━━━ Records shown

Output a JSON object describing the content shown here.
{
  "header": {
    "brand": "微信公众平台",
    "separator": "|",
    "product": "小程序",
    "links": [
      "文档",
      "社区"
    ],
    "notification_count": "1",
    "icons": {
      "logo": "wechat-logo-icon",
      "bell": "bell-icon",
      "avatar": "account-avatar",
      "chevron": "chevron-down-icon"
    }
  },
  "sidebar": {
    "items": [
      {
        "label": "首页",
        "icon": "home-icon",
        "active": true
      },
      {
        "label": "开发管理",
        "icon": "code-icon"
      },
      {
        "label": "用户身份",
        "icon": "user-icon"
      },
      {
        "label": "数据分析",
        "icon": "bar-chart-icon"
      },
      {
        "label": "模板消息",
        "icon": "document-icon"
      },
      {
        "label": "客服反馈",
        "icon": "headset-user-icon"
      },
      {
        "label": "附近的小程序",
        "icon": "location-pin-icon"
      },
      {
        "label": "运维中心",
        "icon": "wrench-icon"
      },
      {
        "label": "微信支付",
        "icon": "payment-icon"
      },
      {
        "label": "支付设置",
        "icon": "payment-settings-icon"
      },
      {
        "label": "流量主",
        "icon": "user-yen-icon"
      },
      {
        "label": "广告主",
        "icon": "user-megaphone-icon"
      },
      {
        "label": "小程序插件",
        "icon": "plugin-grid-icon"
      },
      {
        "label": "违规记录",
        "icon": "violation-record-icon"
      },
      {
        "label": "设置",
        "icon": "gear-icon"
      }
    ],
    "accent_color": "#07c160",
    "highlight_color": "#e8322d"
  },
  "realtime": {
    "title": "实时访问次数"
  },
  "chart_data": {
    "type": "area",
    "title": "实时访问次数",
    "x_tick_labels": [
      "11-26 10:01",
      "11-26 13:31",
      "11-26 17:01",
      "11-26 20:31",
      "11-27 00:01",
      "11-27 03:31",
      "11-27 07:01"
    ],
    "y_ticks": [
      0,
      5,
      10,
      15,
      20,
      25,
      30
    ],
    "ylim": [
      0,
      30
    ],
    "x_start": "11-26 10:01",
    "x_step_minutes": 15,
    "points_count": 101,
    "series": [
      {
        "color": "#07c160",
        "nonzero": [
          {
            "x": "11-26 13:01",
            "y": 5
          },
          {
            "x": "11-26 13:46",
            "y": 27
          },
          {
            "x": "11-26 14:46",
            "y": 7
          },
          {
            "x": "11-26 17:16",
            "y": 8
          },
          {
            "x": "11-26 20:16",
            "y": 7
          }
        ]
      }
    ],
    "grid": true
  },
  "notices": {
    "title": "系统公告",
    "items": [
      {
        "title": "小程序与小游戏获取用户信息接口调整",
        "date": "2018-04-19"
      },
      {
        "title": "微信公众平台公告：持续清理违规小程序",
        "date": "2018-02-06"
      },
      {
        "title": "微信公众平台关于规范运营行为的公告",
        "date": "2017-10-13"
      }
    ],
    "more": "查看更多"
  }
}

━━━━━━

● Set task: Set down all of the data above, word for word.

● Problem solution:
Output a JSON object describing the content shown here.
{
  "header": {
    "brand": "微信公众平台",
    "separator": "|",
    "product": "小程序",
    "links": [
      "文档",
      "社区"
    ],
    "notification_count": "1",
    "icons": {
      "logo": "wechat-logo-icon",
      "bell": "bell-icon",
      "avatar": "account-avatar",
      "chevron": "chevron-down-icon"
    }
  },
  "sidebar": {
    "items": [
      {
        "label": "首页",
        "icon": "home-icon",
        "active": true
      },
      {
        "label": "开发管理",
        "icon": "code-icon"
      },
      {
        "label": "用户身份",
        "icon": "user-icon"
      },
      {
        "label": "数据分析",
        "icon": "bar-chart-icon"
      },
      {
        "label": "模板消息",
        "icon": "document-icon"
      },
      {
        "label": "客服反馈",
        "icon": "headset-user-icon"
      },
      {
        "label": "附近的小程序",
        "icon": "location-pin-icon"
      },
      {
        "label": "运维中心",
        "icon": "wrench-icon"
      },
      {
        "label": "微信支付",
        "icon": "payment-icon"
      },
      {
        "label": "支付设置",
        "icon": "payment-settings-icon"
      },
      {
        "label": "流量主",
        "icon": "user-yen-icon"
      },
      {
        "label": "广告主",
        "icon": "user-megaphone-icon"
      },
      {
        "label": "小程序插件",
        "icon": "plugin-grid-icon"
      },
      {
        "label": "违规记录",
        "icon": "violation-record-icon"
      },
      {
        "label": "设置",
        "icon": "gear-icon"
      }
    ],
    "accent_color": "#07c160",
    "highlight_color": "#e8322d"
  },
  "realtime": {
    "title": "实时访问次数"
  },
  "chart_data": {
    "type": "area",
    "title": "实时访问次数",
    "x_tick_labels": [
      "11-26 10:01",
      "11-26 13:31",
      "11-26 17:01",
      "11-26 20:31",
      "11-27 00:01",
      "11-27 03:31",
      "11-27 07:01"
    ],
    "y_ticks": [
      0,
      5,
      10,
      15,
      20,
      25,
      30
    ],
    "ylim": [
      0,
      30
    ],
    "x_start": "11-26 10:01",
    "x_step_minutes": 15,
    "points_count": 101,
    "series": [
      {
        "color": "#07c160",
        "nonzero": [
          {
            "x": "11-26 13:01",
            "y": 5
          },
          {
            "x": "11-26 13:46",
            "y": 27
          },
          {
            "x": "11-26 14:46",
            "y": 7
          },
          {
            "x": "11-26 17:16",
            "y": 8
          },
          {
            "x": "11-26 20:16",
            "y": 7
          }
        ]
      }
    ],
    "grid": true
  },
  "notices": {
    "title": "系统公告",
    "items": [
      {
        "title": "小程序与小游戏获取用户信息接口调整",
        "date": "2018-04-19"
      },
      {
        "title": "微信公众平台公告：持续清理违规小程序",
        "date": "2018-02-06"
      },
      {
        "title": "微信公众平台关于规范运营行为的公告",
        "date": "2017-10-13"
      }
    ],
    "more": "查看更多"
  }
}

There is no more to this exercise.